[Work required]
Copy out every line that contains "content".

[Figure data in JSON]
++++++
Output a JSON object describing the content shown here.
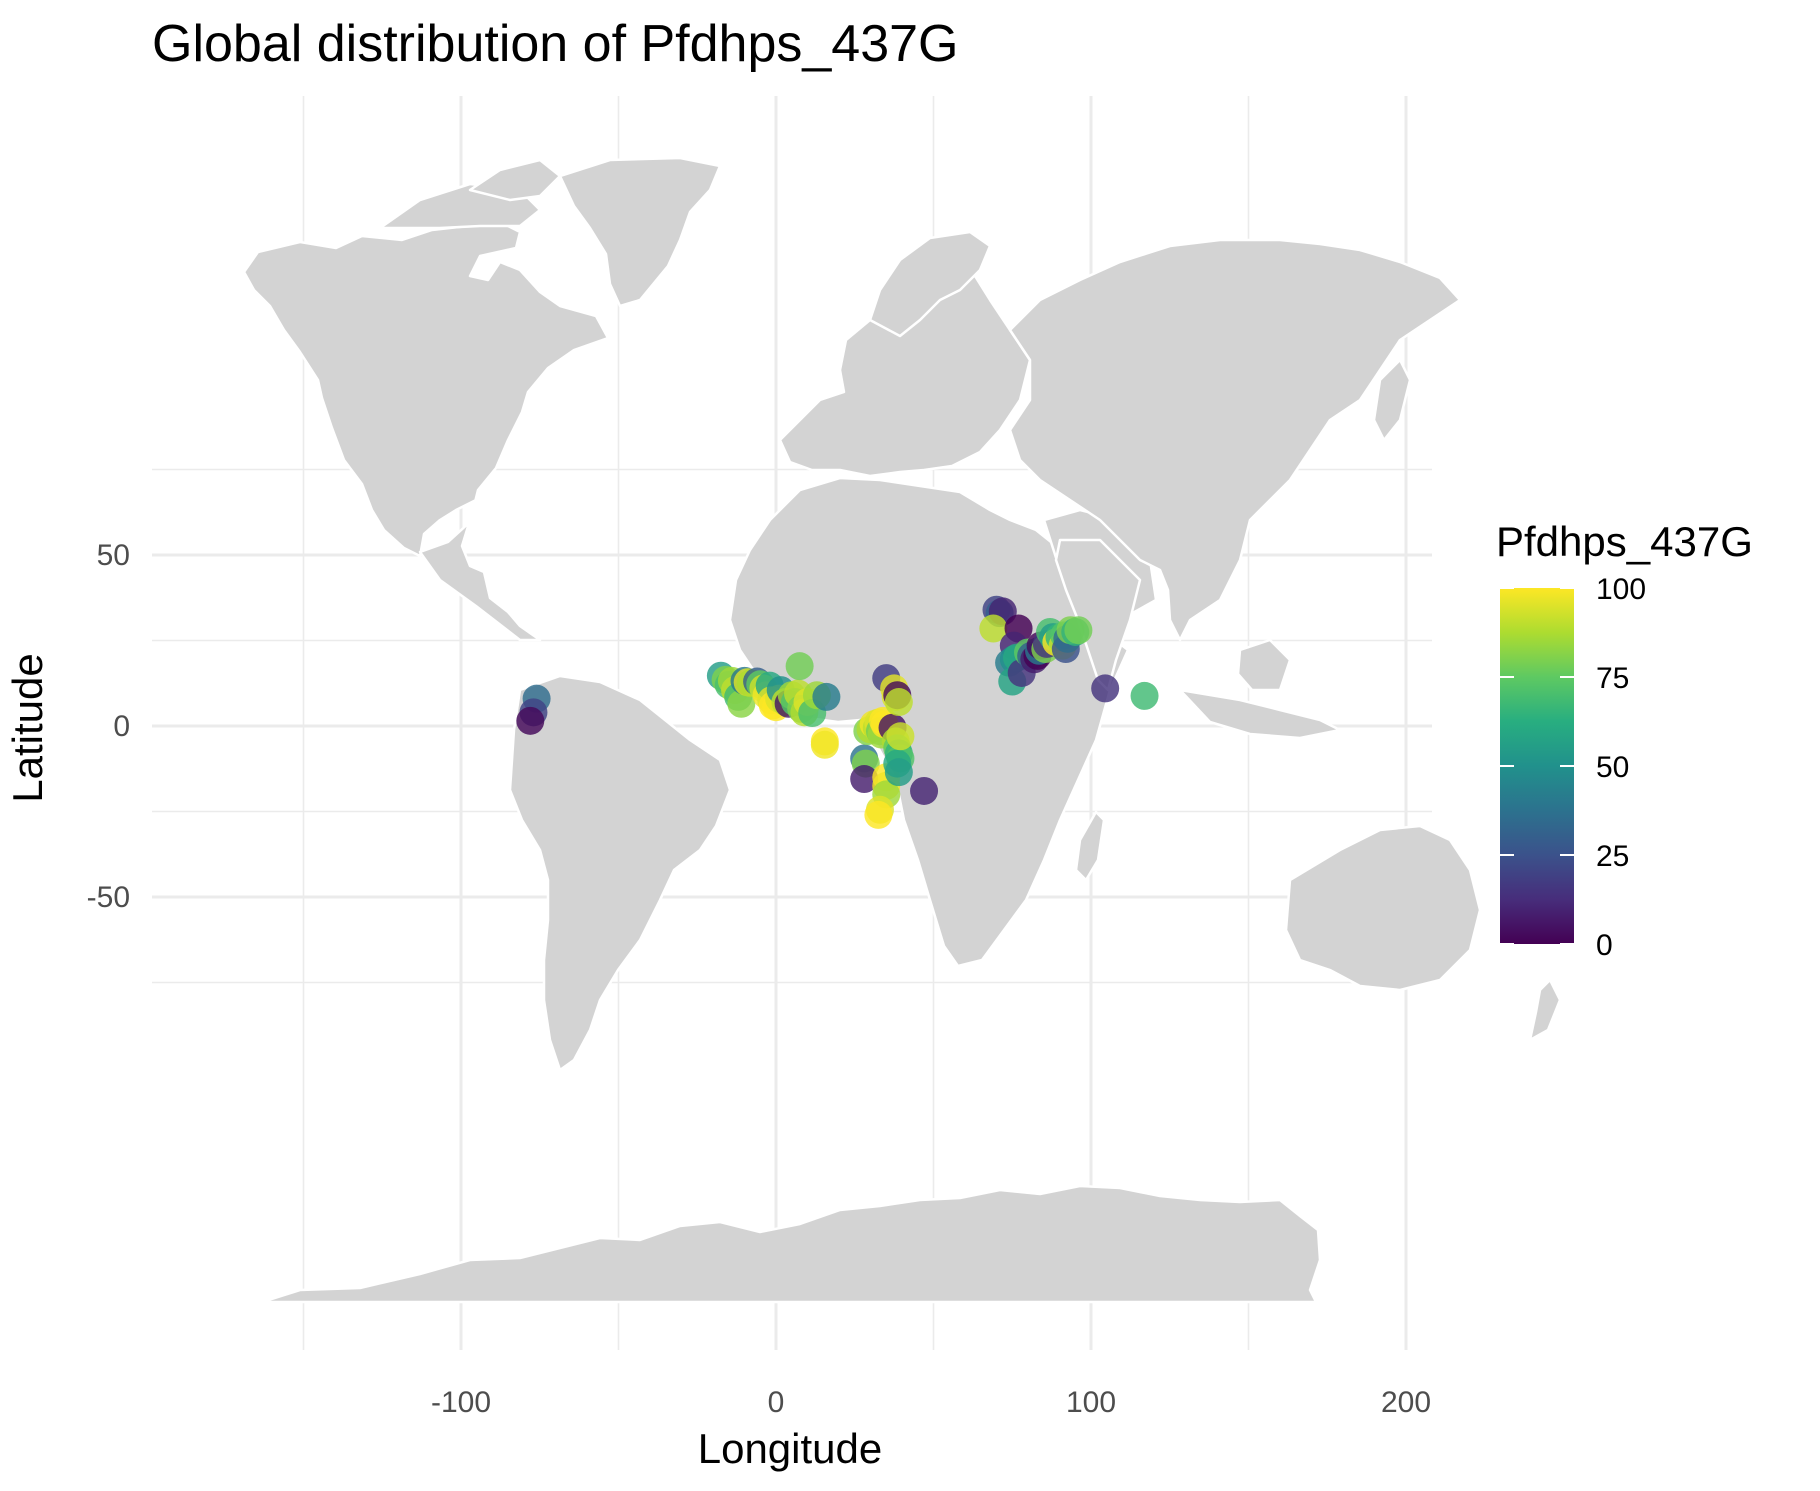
{
  "title": "Global distribution of Pfdhps_437G",
  "chart_data": {
    "type": "scatter",
    "x_label": "Longitude",
    "y_label": "Latitude",
    "xlim": [
      -150,
      200
    ],
    "ylim": [
      -90,
      85
    ],
    "x_ticks": [
      -100,
      0,
      100,
      200
    ],
    "y_ticks": [
      -50,
      0,
      50
    ],
    "grid": true,
    "basemap": "world land polygons (light grey) with white country borders",
    "land_color": "#d3d3d3",
    "border_color": "#ffffff",
    "legend": {
      "title": "Pfdhps_437G",
      "placement": "right",
      "type": "continuous colorbar (viridis)",
      "range": [
        0,
        100
      ],
      "ticks": [
        0,
        25,
        50,
        75,
        100
      ]
    },
    "points": [
      {
        "lon": -76,
        "lat": 8,
        "value": 35
      },
      {
        "lon": -77,
        "lat": 4,
        "value": 20
      },
      {
        "lon": -78,
        "lat": 1.5,
        "value": 2
      },
      {
        "lon": -17.5,
        "lat": 14.7,
        "value": 55
      },
      {
        "lon": -16,
        "lat": 13.5,
        "value": 80
      },
      {
        "lon": -15,
        "lat": 12,
        "value": 70
      },
      {
        "lon": -14,
        "lat": 13.2,
        "value": 85
      },
      {
        "lon": -13,
        "lat": 10.5,
        "value": 90
      },
      {
        "lon": -12,
        "lat": 8.5,
        "value": 68
      },
      {
        "lon": -11,
        "lat": 6.5,
        "value": 82
      },
      {
        "lon": -10,
        "lat": 13.2,
        "value": 40
      },
      {
        "lon": -9,
        "lat": 12.8,
        "value": 95
      },
      {
        "lon": -8,
        "lat": 12.5,
        "value": 88
      },
      {
        "lon": -6,
        "lat": 13.0,
        "value": 30
      },
      {
        "lon": -5,
        "lat": 12.2,
        "value": 75
      },
      {
        "lon": -4,
        "lat": 11.0,
        "value": 92
      },
      {
        "lon": -3,
        "lat": 9.0,
        "value": 98
      },
      {
        "lon": -2,
        "lat": 11.8,
        "value": 60
      },
      {
        "lon": -1.5,
        "lat": 7.5,
        "value": 95
      },
      {
        "lon": -1,
        "lat": 6.0,
        "value": 100
      },
      {
        "lon": 0,
        "lat": 5.5,
        "value": 100
      },
      {
        "lon": 1,
        "lat": 8.0,
        "value": 95
      },
      {
        "lon": 1.5,
        "lat": 10.5,
        "value": 50
      },
      {
        "lon": 3,
        "lat": 7.0,
        "value": 90
      },
      {
        "lon": 4,
        "lat": 6.5,
        "value": 6
      },
      {
        "lon": 5,
        "lat": 9.0,
        "value": 85
      },
      {
        "lon": 6,
        "lat": 7.0,
        "value": 72
      },
      {
        "lon": 7,
        "lat": 9.5,
        "value": 90
      },
      {
        "lon": 7.5,
        "lat": 17.5,
        "value": 78
      },
      {
        "lon": 8,
        "lat": 5.0,
        "value": 80
      },
      {
        "lon": 9,
        "lat": 4.0,
        "value": 88
      },
      {
        "lon": 10,
        "lat": 7.0,
        "value": 95
      },
      {
        "lon": 11.5,
        "lat": 3.8,
        "value": 70
      },
      {
        "lon": 13,
        "lat": 9.0,
        "value": 85
      },
      {
        "lon": 16,
        "lat": 8.5,
        "value": 42
      },
      {
        "lon": 15.5,
        "lat": -4.5,
        "value": 100
      },
      {
        "lon": 15.5,
        "lat": -5.5,
        "value": 98
      },
      {
        "lon": 28,
        "lat": -9.5,
        "value": 38
      },
      {
        "lon": 28.5,
        "lat": -11.0,
        "value": 80
      },
      {
        "lon": 28,
        "lat": -15.5,
        "value": 8
      },
      {
        "lon": 29,
        "lat": -1.5,
        "value": 80
      },
      {
        "lon": 30,
        "lat": -1.0,
        "value": 88
      },
      {
        "lon": 31,
        "lat": 0.5,
        "value": 98
      },
      {
        "lon": 32,
        "lat": -0.5,
        "value": 90
      },
      {
        "lon": 32.5,
        "lat": 1.0,
        "value": 95
      },
      {
        "lon": 33,
        "lat": -1.5,
        "value": 78
      },
      {
        "lon": 33.5,
        "lat": -2.5,
        "value": 85
      },
      {
        "lon": 34,
        "lat": 1.5,
        "value": 100
      },
      {
        "lon": 34.5,
        "lat": 0.5,
        "value": 100
      },
      {
        "lon": 35,
        "lat": 14.0,
        "value": 18
      },
      {
        "lon": 35,
        "lat": -15.0,
        "value": 100
      },
      {
        "lon": 35,
        "lat": -17.5,
        "value": 98
      },
      {
        "lon": 35,
        "lat": -20.0,
        "value": 85
      },
      {
        "lon": 33,
        "lat": -24.5,
        "value": 95
      },
      {
        "lon": 32.5,
        "lat": -26.0,
        "value": 100
      },
      {
        "lon": 37,
        "lat": -0.5,
        "value": 5
      },
      {
        "lon": 37.5,
        "lat": 11.0,
        "value": 96
      },
      {
        "lon": 38,
        "lat": 8.5,
        "value": 95
      },
      {
        "lon": 38.5,
        "lat": 9.0,
        "value": 2
      },
      {
        "lon": 39,
        "lat": 7.0,
        "value": 90
      },
      {
        "lon": 38,
        "lat": -4.5,
        "value": 88
      },
      {
        "lon": 38.5,
        "lat": -6.5,
        "value": 75
      },
      {
        "lon": 39,
        "lat": -8.0,
        "value": 65
      },
      {
        "lon": 39.5,
        "lat": -9.5,
        "value": 72
      },
      {
        "lon": 38.5,
        "lat": -11.0,
        "value": 60
      },
      {
        "lon": 39,
        "lat": -13.5,
        "value": 55
      },
      {
        "lon": 39.5,
        "lat": -3.0,
        "value": 92
      },
      {
        "lon": 47,
        "lat": -19,
        "value": 10
      },
      {
        "lon": 70,
        "lat": 34,
        "value": 20
      },
      {
        "lon": 71,
        "lat": 33,
        "value": 30
      },
      {
        "lon": 72,
        "lat": 33.5,
        "value": 10
      },
      {
        "lon": 69,
        "lat": 28.5,
        "value": 90
      },
      {
        "lon": 77,
        "lat": 28.5,
        "value": 0
      },
      {
        "lon": 75.5,
        "lat": 23.5,
        "value": 10
      },
      {
        "lon": 74,
        "lat": 18.5,
        "value": 42
      },
      {
        "lon": 75.5,
        "lat": 19.5,
        "value": 50
      },
      {
        "lon": 76.5,
        "lat": 20.0,
        "value": 60
      },
      {
        "lon": 75,
        "lat": 13.0,
        "value": 58
      },
      {
        "lon": 78,
        "lat": 15.5,
        "value": 15
      },
      {
        "lon": 80,
        "lat": 21.5,
        "value": 75
      },
      {
        "lon": 81,
        "lat": 20.5,
        "value": 30
      },
      {
        "lon": 82,
        "lat": 19.5,
        "value": 8
      },
      {
        "lon": 83,
        "lat": 20.5,
        "value": 0
      },
      {
        "lon": 83.5,
        "lat": 22.0,
        "value": 40
      },
      {
        "lon": 84,
        "lat": 23.5,
        "value": 2
      },
      {
        "lon": 85.5,
        "lat": 22.5,
        "value": 80
      },
      {
        "lon": 86,
        "lat": 24,
        "value": 15
      },
      {
        "lon": 87,
        "lat": 27.5,
        "value": 70
      },
      {
        "lon": 88,
        "lat": 26,
        "value": 55
      },
      {
        "lon": 89,
        "lat": 24.5,
        "value": 100
      },
      {
        "lon": 90,
        "lat": 26,
        "value": 65
      },
      {
        "lon": 91,
        "lat": 23.5,
        "value": 92
      },
      {
        "lon": 91.5,
        "lat": 26.5,
        "value": 72
      },
      {
        "lon": 92,
        "lat": 22.5,
        "value": 25
      },
      {
        "lon": 92.5,
        "lat": 25.5,
        "value": 35
      },
      {
        "lon": 93.5,
        "lat": 28,
        "value": 80
      },
      {
        "lon": 95,
        "lat": 27.5,
        "value": 65
      },
      {
        "lon": 96,
        "lat": 28,
        "value": 78
      },
      {
        "lon": 104.5,
        "lat": 11,
        "value": 15
      },
      {
        "lon": 117,
        "lat": 8.8,
        "value": 68
      }
    ]
  }
}
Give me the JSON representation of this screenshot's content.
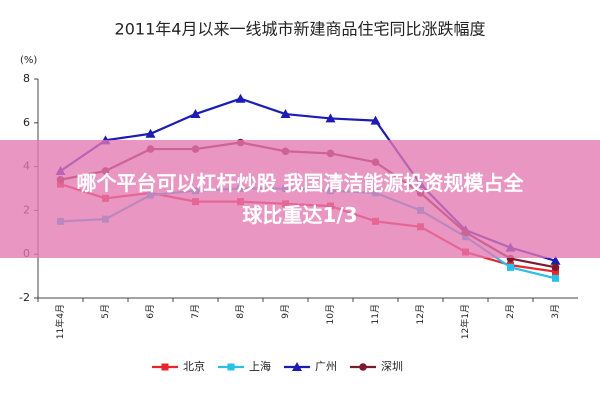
++++++
[Problem solution]
Output a JSON object describing the content shown here.
Give me the JSON representation of this screenshot's content.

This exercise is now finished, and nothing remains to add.